REQUIRED WORK:
State only how many lines below include the string "time".

PROVIDED MATERIAL:

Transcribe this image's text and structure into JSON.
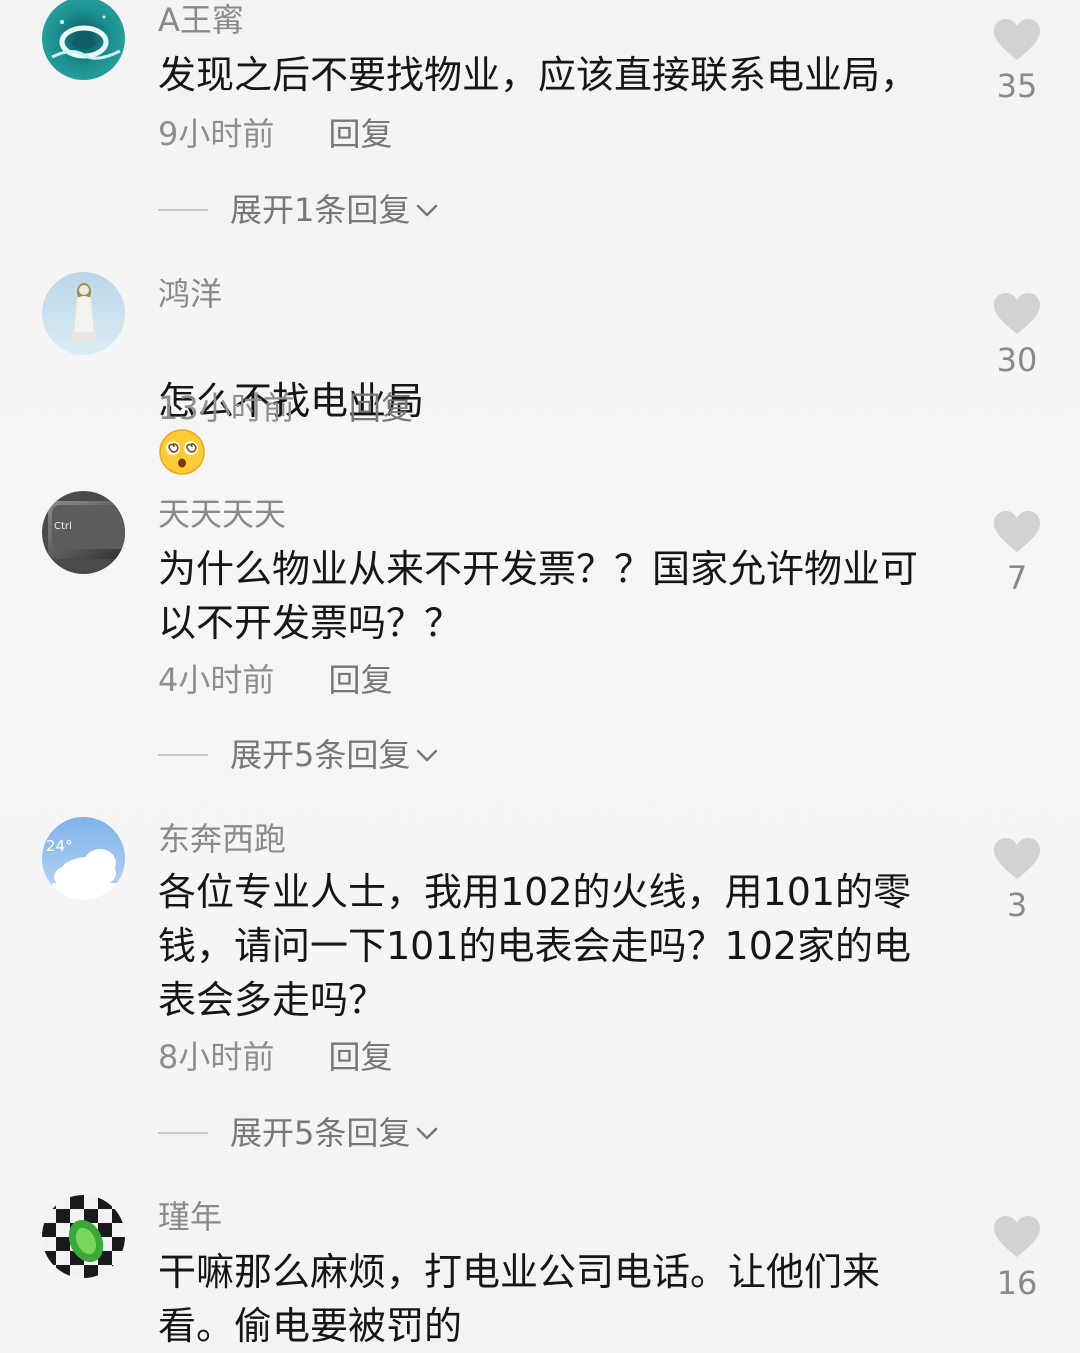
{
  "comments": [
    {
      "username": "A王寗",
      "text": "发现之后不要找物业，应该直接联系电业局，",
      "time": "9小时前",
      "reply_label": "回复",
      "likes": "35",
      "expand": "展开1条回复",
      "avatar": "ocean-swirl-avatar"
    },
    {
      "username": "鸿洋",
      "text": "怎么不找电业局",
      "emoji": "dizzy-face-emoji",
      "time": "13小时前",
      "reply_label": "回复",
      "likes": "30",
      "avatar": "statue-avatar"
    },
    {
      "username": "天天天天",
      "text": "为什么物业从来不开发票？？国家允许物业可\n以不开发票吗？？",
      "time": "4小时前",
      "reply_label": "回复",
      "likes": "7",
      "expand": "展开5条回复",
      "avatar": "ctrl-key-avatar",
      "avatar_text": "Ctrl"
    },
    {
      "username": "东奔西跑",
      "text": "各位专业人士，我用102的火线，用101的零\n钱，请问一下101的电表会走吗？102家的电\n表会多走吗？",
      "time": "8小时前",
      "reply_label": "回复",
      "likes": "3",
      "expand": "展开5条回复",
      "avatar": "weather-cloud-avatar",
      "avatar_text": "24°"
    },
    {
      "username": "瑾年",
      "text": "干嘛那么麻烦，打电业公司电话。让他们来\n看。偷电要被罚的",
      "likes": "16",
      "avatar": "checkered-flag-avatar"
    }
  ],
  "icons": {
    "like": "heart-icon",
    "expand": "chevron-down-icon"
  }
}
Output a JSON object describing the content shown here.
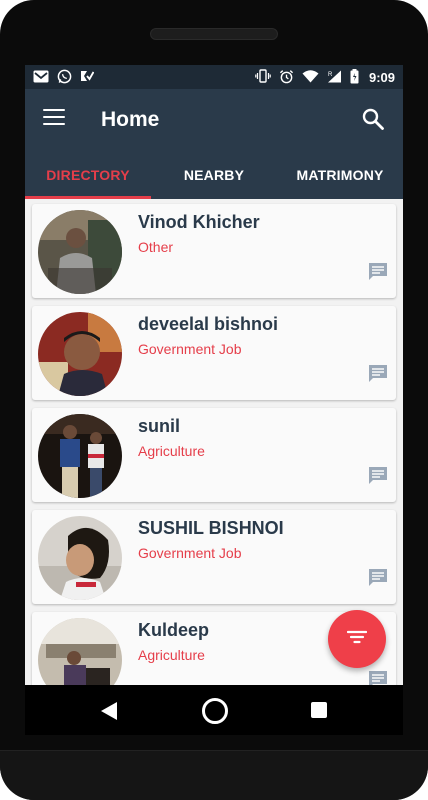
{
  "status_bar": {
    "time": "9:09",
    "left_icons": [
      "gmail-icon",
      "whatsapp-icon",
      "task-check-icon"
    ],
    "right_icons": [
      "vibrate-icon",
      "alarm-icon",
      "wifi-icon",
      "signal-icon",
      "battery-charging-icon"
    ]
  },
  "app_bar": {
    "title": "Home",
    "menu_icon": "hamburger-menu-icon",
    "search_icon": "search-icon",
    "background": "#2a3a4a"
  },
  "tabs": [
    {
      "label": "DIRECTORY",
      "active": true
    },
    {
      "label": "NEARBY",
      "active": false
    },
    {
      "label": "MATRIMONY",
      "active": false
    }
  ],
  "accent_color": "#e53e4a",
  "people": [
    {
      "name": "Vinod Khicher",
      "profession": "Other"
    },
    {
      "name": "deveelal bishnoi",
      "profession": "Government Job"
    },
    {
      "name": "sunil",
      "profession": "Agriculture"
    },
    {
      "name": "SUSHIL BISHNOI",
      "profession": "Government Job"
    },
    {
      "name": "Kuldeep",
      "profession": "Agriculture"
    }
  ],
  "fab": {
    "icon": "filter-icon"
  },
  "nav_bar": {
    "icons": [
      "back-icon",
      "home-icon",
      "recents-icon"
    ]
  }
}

SOLUTION TO THE EXERCISE:
5